— WHAT THE EXERCISE ASKS —
Restate each of the lines below word for word and drop every picture.

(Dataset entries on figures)
----------------------------------------

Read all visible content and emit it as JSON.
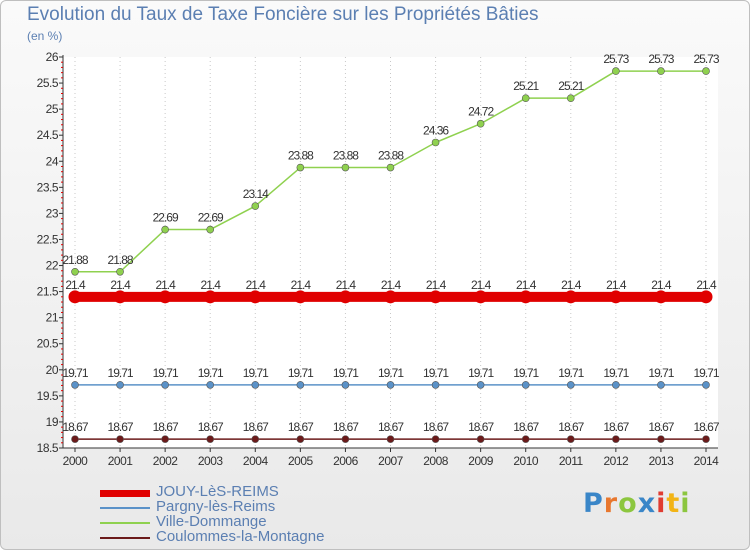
{
  "title": "Evolution du Taux de Taxe Foncière sur les Propriétés Bâties",
  "unit_label": "(en %)",
  "logo": "Proxiti",
  "colors": {
    "title": "#5b7fb2",
    "grid": "#c8c8c8",
    "axis": "#333333",
    "tick_red": "#e00000"
  },
  "chart_data": {
    "type": "line",
    "title": "Evolution du Taux de Taxe Foncière sur les Propriétés Bâties",
    "ylabel": "(en %)",
    "xlabel": "",
    "categories": [
      "2000",
      "2001",
      "2002",
      "2003",
      "2004",
      "2005",
      "2006",
      "2007",
      "2008",
      "2009",
      "2010",
      "2011",
      "2012",
      "2013",
      "2014"
    ],
    "ylim": [
      18.5,
      26
    ],
    "yticks": [
      "18.5",
      "19",
      "19.5",
      "20",
      "20.5",
      "21",
      "21.5",
      "22",
      "22.5",
      "23",
      "23.5",
      "24",
      "24.5",
      "25",
      "25.5",
      "26"
    ],
    "grid": "vertical",
    "legend_position": "bottom-left",
    "series": [
      {
        "name": "JOUY-LèS-REIMS",
        "color": "#e00000",
        "values": [
          21.4,
          21.4,
          21.4,
          21.4,
          21.4,
          21.4,
          21.4,
          21.4,
          21.4,
          21.4,
          21.4,
          21.4,
          21.4,
          21.4,
          21.4
        ],
        "labels": [
          "21.4",
          "21.4",
          "21.4",
          "21.4",
          "21.4",
          "21.4",
          "21.4",
          "21.4",
          "21.4",
          "21.4",
          "21.4",
          "21.4",
          "21.4",
          "21.4",
          "21.4"
        ]
      },
      {
        "name": "Pargny-lès-Reims",
        "color": "#5b92c8",
        "values": [
          19.71,
          19.71,
          19.71,
          19.71,
          19.71,
          19.71,
          19.71,
          19.71,
          19.71,
          19.71,
          19.71,
          19.71,
          19.71,
          19.71,
          19.71
        ],
        "labels": [
          "19.71",
          "19.71",
          "19.71",
          "19.71",
          "19.71",
          "19.71",
          "19.71",
          "19.71",
          "19.71",
          "19.71",
          "19.71",
          "19.71",
          "19.71",
          "19.71",
          "19.71"
        ]
      },
      {
        "name": "Ville-Dommange",
        "color": "#8fd14f",
        "values": [
          21.88,
          21.88,
          22.69,
          22.69,
          23.14,
          23.88,
          23.88,
          23.88,
          24.36,
          24.72,
          25.21,
          25.21,
          25.73,
          25.73,
          25.73
        ],
        "labels": [
          "21.88",
          "21.88",
          "22.69",
          "22.69",
          "23.14",
          "23.88",
          "23.88",
          "23.88",
          "24.36",
          "24.72",
          "25.21",
          "25.21",
          "25.73",
          "25.73",
          "25.73"
        ]
      },
      {
        "name": "Coulommes-la-Montagne",
        "color": "#6b1a1a",
        "values": [
          18.67,
          18.67,
          18.67,
          18.67,
          18.67,
          18.67,
          18.67,
          18.67,
          18.67,
          18.67,
          18.67,
          18.67,
          18.67,
          18.67,
          18.67
        ],
        "labels": [
          "18.67",
          "18.67",
          "18.67",
          "18.67",
          "18.67",
          "18.67",
          "18.67",
          "18.67",
          "18.67",
          "18.67",
          "18.67",
          "18.67",
          "18.67",
          "18.67",
          "18.67"
        ]
      }
    ]
  }
}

----------------------------------------

— EXERCISE OUTPUT —
Read all visible content and emit it as JSON.
{
  "title": "Evolution du Taux de Taxe Foncière sur les Propriétés Bâties",
  "unit_label": "(en %)",
  "logo": "Proxiti",
  "colors": {
    "title": "#5b7fb2",
    "grid": "#c8c8c8",
    "axis": "#333333",
    "tick_red": "#e00000"
  },
  "chart_data": {
    "type": "line",
    "title": "Evolution du Taux de Taxe Foncière sur les Propriétés Bâties",
    "ylabel": "(en %)",
    "xlabel": "",
    "categories": [
      "2000",
      "2001",
      "2002",
      "2003",
      "2004",
      "2005",
      "2006",
      "2007",
      "2008",
      "2009",
      "2010",
      "2011",
      "2012",
      "2013",
      "2014"
    ],
    "ylim": [
      18.5,
      26
    ],
    "yticks": [
      "18.5",
      "19",
      "19.5",
      "20",
      "20.5",
      "21",
      "21.5",
      "22",
      "22.5",
      "23",
      "23.5",
      "24",
      "24.5",
      "25",
      "25.5",
      "26"
    ],
    "grid": "vertical",
    "legend_position": "bottom-left",
    "series": [
      {
        "name": "JOUY-LèS-REIMS",
        "color": "#e00000",
        "values": [
          21.4,
          21.4,
          21.4,
          21.4,
          21.4,
          21.4,
          21.4,
          21.4,
          21.4,
          21.4,
          21.4,
          21.4,
          21.4,
          21.4,
          21.4
        ],
        "labels": [
          "21.4",
          "21.4",
          "21.4",
          "21.4",
          "21.4",
          "21.4",
          "21.4",
          "21.4",
          "21.4",
          "21.4",
          "21.4",
          "21.4",
          "21.4",
          "21.4",
          "21.4"
        ]
      },
      {
        "name": "Pargny-lès-Reims",
        "color": "#5b92c8",
        "values": [
          19.71,
          19.71,
          19.71,
          19.71,
          19.71,
          19.71,
          19.71,
          19.71,
          19.71,
          19.71,
          19.71,
          19.71,
          19.71,
          19.71,
          19.71
        ],
        "labels": [
          "19.71",
          "19.71",
          "19.71",
          "19.71",
          "19.71",
          "19.71",
          "19.71",
          "19.71",
          "19.71",
          "19.71",
          "19.71",
          "19.71",
          "19.71",
          "19.71",
          "19.71"
        ]
      },
      {
        "name": "Ville-Dommange",
        "color": "#8fd14f",
        "values": [
          21.88,
          21.88,
          22.69,
          22.69,
          23.14,
          23.88,
          23.88,
          23.88,
          24.36,
          24.72,
          25.21,
          25.21,
          25.73,
          25.73,
          25.73
        ],
        "labels": [
          "21.88",
          "21.88",
          "22.69",
          "22.69",
          "23.14",
          "23.88",
          "23.88",
          "23.88",
          "24.36",
          "24.72",
          "25.21",
          "25.21",
          "25.73",
          "25.73",
          "25.73"
        ]
      },
      {
        "name": "Coulommes-la-Montagne",
        "color": "#6b1a1a",
        "values": [
          18.67,
          18.67,
          18.67,
          18.67,
          18.67,
          18.67,
          18.67,
          18.67,
          18.67,
          18.67,
          18.67,
          18.67,
          18.67,
          18.67,
          18.67
        ],
        "labels": [
          "18.67",
          "18.67",
          "18.67",
          "18.67",
          "18.67",
          "18.67",
          "18.67",
          "18.67",
          "18.67",
          "18.67",
          "18.67",
          "18.67",
          "18.67",
          "18.67",
          "18.67"
        ]
      }
    ]
  }
}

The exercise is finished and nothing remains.